● Goal:
Check each line of the listing, and copy it if it contains the word "name".
Start of Dataset records
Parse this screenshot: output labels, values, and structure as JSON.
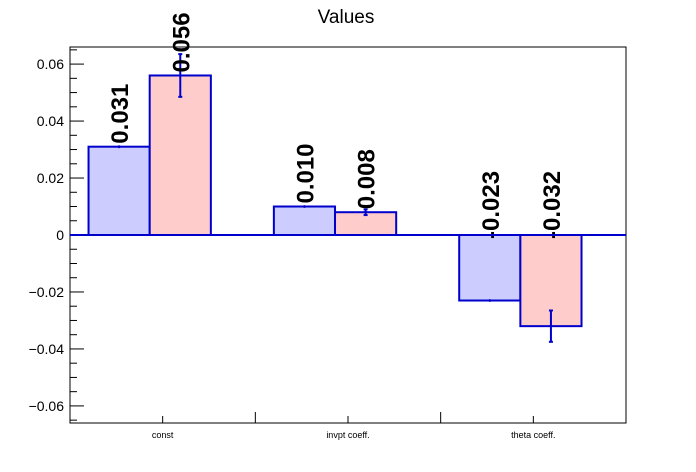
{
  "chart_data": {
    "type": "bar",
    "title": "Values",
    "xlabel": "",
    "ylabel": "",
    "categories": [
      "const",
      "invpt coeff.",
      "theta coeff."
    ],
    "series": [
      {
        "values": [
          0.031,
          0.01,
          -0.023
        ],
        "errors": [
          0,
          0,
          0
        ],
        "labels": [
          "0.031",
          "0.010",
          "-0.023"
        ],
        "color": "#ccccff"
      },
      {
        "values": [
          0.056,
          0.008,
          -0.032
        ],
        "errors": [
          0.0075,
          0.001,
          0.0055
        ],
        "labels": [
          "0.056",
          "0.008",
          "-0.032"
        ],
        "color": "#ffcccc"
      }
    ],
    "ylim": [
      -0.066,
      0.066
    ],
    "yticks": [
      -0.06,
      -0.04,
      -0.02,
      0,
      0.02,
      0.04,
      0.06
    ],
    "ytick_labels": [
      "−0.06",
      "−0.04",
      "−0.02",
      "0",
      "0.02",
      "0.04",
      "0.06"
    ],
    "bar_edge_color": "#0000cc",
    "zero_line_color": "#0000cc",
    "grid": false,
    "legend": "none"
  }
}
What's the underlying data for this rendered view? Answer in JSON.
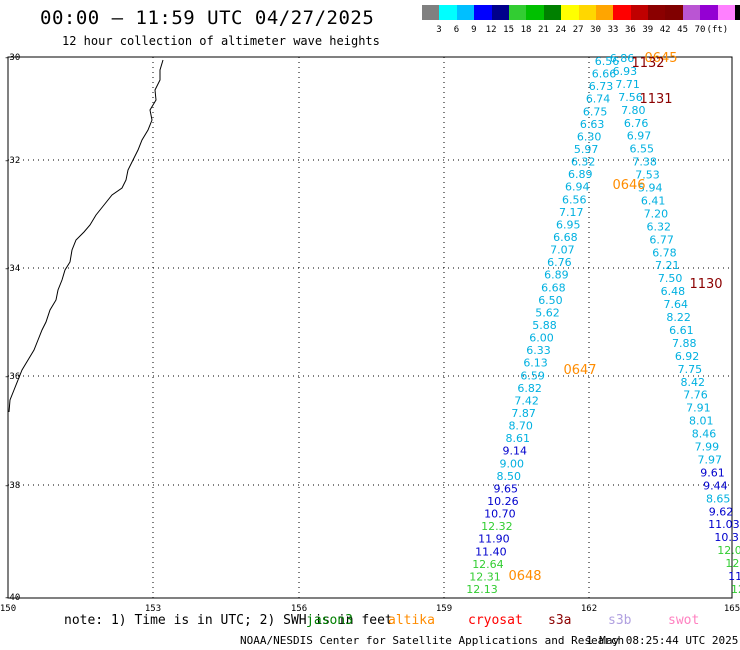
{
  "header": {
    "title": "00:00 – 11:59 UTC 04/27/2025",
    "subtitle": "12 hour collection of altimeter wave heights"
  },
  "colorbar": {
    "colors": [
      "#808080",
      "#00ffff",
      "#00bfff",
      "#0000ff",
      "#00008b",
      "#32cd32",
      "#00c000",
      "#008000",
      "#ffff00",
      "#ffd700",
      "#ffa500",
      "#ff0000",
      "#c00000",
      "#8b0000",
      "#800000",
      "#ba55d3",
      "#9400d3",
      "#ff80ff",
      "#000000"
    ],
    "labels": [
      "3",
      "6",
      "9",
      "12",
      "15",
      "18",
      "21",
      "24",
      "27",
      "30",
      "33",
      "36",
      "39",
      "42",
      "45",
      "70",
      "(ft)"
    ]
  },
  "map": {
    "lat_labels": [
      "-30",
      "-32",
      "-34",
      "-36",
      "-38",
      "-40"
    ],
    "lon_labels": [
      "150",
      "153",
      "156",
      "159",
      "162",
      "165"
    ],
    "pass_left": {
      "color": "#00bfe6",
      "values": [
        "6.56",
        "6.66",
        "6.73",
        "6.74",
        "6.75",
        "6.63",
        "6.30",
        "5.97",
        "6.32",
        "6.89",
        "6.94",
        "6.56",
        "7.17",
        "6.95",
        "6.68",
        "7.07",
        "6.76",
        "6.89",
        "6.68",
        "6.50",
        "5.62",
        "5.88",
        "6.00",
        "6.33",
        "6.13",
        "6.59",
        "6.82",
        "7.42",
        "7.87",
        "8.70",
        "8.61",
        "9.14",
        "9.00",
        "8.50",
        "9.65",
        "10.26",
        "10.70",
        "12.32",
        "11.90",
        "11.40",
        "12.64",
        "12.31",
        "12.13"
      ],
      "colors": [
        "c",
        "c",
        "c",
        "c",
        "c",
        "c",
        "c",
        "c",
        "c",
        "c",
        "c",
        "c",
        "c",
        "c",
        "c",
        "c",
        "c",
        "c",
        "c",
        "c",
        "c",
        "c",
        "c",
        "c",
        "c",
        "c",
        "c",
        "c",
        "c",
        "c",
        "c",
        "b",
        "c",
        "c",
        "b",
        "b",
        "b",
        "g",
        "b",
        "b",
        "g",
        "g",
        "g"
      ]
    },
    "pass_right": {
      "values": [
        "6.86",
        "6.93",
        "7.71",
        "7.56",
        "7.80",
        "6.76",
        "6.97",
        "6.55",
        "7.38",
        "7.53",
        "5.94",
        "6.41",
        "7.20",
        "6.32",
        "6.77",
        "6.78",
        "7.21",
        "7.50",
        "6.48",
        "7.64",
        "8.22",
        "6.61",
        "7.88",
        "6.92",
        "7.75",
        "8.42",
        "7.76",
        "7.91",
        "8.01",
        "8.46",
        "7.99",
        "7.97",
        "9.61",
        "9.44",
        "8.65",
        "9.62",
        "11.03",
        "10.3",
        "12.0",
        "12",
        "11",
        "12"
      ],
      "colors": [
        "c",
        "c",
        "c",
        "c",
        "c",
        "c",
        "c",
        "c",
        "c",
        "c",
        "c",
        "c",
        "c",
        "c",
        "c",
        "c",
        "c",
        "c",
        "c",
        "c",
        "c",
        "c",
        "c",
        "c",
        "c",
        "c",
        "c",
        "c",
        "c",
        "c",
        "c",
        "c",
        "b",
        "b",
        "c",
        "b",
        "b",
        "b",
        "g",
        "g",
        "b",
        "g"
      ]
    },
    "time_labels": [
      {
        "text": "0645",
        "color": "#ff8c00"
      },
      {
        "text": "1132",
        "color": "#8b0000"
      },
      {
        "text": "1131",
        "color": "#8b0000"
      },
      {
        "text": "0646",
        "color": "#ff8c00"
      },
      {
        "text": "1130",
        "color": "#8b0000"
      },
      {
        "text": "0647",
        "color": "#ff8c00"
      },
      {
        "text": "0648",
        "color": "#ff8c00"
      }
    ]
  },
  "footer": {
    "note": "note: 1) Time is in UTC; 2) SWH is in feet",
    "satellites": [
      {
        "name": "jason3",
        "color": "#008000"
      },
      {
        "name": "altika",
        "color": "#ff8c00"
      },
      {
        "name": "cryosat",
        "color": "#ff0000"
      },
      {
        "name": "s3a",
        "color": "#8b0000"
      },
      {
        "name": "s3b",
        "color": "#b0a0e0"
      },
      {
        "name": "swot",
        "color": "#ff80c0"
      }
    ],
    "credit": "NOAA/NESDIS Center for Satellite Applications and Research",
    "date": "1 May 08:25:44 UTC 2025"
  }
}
End of Dataset records
● Expected answer:
        "name": "jason3",
        "name": "altika",
        "name": "cryosat",
        "name": "s3a",
        "name": "s3b",
        "name": "swot",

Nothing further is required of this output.